>> Start Data provided

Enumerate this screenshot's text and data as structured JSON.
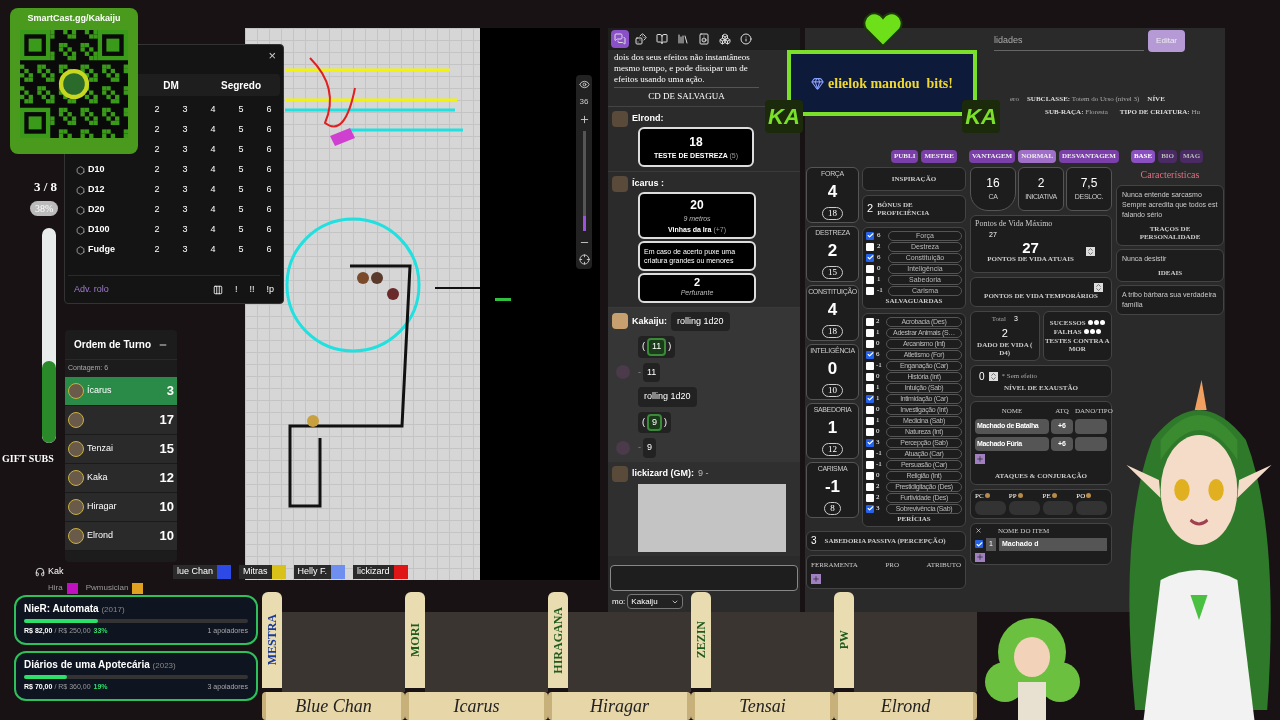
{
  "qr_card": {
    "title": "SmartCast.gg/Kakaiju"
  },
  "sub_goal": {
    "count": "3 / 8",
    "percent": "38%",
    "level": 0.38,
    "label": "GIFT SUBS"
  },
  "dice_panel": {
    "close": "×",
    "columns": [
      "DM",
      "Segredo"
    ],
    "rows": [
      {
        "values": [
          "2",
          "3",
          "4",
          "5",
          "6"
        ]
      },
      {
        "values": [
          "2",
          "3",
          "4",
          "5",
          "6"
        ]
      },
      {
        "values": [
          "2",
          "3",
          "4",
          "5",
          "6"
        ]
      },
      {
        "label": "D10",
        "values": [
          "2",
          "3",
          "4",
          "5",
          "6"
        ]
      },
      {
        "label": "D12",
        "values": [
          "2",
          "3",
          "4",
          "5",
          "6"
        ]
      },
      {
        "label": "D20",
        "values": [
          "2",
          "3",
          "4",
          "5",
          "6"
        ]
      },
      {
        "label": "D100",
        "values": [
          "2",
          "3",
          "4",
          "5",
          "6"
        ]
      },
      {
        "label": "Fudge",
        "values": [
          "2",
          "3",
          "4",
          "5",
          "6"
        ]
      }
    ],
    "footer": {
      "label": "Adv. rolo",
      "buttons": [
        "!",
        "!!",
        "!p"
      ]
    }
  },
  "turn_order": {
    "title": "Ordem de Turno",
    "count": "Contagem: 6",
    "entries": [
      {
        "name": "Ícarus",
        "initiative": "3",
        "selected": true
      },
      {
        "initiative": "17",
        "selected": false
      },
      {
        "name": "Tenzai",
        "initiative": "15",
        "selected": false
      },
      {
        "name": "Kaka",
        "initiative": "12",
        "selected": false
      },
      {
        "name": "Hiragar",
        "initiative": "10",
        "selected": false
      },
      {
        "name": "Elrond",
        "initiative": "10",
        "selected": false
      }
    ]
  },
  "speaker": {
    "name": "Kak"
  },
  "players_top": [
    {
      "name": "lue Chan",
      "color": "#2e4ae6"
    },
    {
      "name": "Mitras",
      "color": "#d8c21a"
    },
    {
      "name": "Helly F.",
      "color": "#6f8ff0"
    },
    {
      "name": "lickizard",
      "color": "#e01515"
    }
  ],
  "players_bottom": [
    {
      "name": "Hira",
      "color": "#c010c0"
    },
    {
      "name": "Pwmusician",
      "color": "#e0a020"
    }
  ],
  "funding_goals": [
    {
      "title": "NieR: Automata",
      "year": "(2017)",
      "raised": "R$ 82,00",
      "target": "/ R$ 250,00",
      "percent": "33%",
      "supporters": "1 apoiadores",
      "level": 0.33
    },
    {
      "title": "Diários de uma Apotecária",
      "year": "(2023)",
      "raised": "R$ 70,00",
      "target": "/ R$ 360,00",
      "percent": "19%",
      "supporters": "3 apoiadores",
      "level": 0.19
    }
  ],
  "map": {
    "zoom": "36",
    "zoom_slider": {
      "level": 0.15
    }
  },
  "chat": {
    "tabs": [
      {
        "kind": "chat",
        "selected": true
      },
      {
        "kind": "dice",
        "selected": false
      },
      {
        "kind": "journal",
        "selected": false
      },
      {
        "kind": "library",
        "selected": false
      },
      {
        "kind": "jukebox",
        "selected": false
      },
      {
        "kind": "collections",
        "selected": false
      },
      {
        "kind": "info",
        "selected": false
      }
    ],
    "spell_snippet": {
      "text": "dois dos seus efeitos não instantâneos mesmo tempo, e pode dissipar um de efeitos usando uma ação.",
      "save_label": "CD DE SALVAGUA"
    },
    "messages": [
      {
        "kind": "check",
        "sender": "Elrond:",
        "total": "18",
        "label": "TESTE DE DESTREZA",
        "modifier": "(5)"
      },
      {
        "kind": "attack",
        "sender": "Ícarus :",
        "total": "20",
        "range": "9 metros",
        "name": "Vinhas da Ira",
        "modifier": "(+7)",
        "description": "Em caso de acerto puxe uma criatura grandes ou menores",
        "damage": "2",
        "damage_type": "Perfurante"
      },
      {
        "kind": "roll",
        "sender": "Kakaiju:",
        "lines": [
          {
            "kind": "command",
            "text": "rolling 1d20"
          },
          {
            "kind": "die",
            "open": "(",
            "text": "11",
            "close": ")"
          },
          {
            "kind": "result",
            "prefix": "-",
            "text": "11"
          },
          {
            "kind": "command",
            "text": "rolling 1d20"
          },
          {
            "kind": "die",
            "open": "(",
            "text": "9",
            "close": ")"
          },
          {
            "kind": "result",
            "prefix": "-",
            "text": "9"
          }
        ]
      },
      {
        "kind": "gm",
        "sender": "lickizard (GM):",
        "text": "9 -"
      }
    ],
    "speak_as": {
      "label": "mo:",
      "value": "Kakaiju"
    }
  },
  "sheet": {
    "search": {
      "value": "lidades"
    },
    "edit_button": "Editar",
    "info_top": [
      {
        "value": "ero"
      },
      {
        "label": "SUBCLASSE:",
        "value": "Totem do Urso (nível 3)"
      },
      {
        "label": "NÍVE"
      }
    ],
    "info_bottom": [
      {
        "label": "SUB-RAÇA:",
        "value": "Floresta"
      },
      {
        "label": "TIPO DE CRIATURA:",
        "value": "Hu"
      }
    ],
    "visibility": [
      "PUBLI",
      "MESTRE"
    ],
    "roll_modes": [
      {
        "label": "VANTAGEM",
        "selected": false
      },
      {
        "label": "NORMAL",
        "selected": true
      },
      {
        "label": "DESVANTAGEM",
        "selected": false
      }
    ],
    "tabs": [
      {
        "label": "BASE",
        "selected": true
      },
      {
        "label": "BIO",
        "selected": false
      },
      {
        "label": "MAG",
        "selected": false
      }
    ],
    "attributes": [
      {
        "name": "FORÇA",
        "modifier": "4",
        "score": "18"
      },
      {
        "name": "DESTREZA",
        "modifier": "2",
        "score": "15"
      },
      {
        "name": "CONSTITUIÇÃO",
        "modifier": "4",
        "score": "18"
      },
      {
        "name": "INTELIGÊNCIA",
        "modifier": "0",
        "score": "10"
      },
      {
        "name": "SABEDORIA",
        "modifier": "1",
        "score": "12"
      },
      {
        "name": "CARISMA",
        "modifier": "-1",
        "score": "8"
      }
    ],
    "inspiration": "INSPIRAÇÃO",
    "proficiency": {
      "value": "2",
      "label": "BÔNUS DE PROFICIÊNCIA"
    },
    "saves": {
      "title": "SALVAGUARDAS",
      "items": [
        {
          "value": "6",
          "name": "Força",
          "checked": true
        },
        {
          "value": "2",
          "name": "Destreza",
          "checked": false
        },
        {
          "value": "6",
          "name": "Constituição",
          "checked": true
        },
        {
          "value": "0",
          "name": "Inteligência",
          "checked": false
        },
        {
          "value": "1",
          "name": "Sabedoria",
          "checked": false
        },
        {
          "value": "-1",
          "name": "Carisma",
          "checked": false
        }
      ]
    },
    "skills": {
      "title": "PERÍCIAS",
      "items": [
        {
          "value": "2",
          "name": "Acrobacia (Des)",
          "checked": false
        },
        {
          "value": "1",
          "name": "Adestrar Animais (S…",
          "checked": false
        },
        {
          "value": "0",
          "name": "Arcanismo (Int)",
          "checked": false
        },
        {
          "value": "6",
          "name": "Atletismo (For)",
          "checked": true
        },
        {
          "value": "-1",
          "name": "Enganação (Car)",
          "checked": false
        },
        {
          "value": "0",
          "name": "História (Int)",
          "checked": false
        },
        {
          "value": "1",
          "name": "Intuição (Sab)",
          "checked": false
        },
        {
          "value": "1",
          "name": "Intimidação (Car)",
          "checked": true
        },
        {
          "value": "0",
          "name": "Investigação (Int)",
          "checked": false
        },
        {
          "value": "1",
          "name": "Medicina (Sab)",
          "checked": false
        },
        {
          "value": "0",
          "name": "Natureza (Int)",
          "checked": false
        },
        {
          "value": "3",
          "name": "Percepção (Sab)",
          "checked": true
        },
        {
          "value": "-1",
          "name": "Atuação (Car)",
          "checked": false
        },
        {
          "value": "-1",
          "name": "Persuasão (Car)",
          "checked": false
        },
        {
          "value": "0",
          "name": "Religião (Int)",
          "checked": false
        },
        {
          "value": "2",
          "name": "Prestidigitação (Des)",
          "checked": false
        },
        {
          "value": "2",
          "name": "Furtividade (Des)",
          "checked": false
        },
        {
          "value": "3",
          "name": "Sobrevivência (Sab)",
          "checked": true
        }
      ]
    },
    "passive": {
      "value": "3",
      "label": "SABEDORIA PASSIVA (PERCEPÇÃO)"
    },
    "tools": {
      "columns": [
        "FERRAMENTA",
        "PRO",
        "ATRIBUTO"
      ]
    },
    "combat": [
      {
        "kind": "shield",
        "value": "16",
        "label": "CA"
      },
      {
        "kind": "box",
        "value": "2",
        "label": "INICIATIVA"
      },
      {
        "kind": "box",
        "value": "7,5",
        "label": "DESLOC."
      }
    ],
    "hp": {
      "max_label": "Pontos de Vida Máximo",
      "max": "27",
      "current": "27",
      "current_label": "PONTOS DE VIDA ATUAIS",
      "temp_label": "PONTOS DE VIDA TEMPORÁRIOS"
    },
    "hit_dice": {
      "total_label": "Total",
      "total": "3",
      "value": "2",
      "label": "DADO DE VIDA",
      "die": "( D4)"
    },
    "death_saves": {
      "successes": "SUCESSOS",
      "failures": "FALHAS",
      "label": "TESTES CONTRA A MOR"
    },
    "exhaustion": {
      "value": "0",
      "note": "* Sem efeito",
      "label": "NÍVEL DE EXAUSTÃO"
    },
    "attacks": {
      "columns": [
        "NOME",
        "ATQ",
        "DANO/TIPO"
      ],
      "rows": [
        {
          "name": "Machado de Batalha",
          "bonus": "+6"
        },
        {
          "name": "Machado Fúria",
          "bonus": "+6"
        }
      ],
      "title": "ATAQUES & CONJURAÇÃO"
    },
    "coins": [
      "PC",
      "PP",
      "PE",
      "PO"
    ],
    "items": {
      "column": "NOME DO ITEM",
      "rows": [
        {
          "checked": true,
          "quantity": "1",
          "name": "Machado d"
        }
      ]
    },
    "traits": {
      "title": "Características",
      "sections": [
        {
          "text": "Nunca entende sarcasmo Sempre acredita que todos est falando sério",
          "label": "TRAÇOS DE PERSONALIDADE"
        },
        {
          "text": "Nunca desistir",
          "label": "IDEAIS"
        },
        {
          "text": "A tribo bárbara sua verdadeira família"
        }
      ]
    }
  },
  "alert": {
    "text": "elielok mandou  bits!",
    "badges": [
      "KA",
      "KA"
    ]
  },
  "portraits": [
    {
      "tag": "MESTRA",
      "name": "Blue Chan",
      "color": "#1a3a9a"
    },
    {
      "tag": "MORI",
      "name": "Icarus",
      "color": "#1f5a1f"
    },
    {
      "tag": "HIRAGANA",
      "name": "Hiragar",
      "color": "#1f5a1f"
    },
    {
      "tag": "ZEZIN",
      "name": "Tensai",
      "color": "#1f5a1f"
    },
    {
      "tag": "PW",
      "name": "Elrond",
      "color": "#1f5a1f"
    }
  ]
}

>> End Data provided
>> Start Data provided

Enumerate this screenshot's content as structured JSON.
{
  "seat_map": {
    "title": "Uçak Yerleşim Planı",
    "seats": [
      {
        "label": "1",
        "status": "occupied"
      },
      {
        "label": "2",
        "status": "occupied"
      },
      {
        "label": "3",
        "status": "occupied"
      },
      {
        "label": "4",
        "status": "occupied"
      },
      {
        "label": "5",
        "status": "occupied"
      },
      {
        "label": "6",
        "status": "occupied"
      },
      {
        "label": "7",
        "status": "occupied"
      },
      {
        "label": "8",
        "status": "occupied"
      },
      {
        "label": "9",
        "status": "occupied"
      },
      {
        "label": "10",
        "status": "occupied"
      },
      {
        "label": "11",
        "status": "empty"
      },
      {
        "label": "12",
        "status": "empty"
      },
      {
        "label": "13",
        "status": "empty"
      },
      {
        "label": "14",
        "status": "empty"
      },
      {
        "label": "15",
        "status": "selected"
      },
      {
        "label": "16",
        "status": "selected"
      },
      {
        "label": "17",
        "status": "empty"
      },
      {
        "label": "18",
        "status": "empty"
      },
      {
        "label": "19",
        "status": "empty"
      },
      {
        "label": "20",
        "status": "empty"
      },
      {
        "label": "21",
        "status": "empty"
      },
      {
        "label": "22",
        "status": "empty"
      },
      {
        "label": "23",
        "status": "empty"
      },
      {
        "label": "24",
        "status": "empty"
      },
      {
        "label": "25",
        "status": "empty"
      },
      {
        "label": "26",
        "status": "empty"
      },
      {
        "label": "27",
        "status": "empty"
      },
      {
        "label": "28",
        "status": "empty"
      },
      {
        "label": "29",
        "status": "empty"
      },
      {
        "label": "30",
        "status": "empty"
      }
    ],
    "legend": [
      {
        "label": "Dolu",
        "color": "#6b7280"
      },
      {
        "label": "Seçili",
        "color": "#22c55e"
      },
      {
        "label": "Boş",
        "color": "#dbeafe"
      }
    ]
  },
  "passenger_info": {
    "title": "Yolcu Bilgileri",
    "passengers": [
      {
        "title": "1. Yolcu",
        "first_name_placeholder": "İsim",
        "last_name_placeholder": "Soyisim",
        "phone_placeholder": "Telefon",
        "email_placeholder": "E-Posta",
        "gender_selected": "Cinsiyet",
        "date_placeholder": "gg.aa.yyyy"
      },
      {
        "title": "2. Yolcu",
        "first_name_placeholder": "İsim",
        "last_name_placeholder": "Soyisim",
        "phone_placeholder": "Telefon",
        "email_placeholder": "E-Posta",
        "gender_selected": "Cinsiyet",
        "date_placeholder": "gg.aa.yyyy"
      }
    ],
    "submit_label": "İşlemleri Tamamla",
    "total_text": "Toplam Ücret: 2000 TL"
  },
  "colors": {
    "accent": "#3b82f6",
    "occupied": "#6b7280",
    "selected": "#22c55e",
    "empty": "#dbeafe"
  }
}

>> End Data provided

→ **Task to complete**
Provide the count, and nothing else, of lines in the data above where the word "Enumerate" occurs.

→ **Result below**
2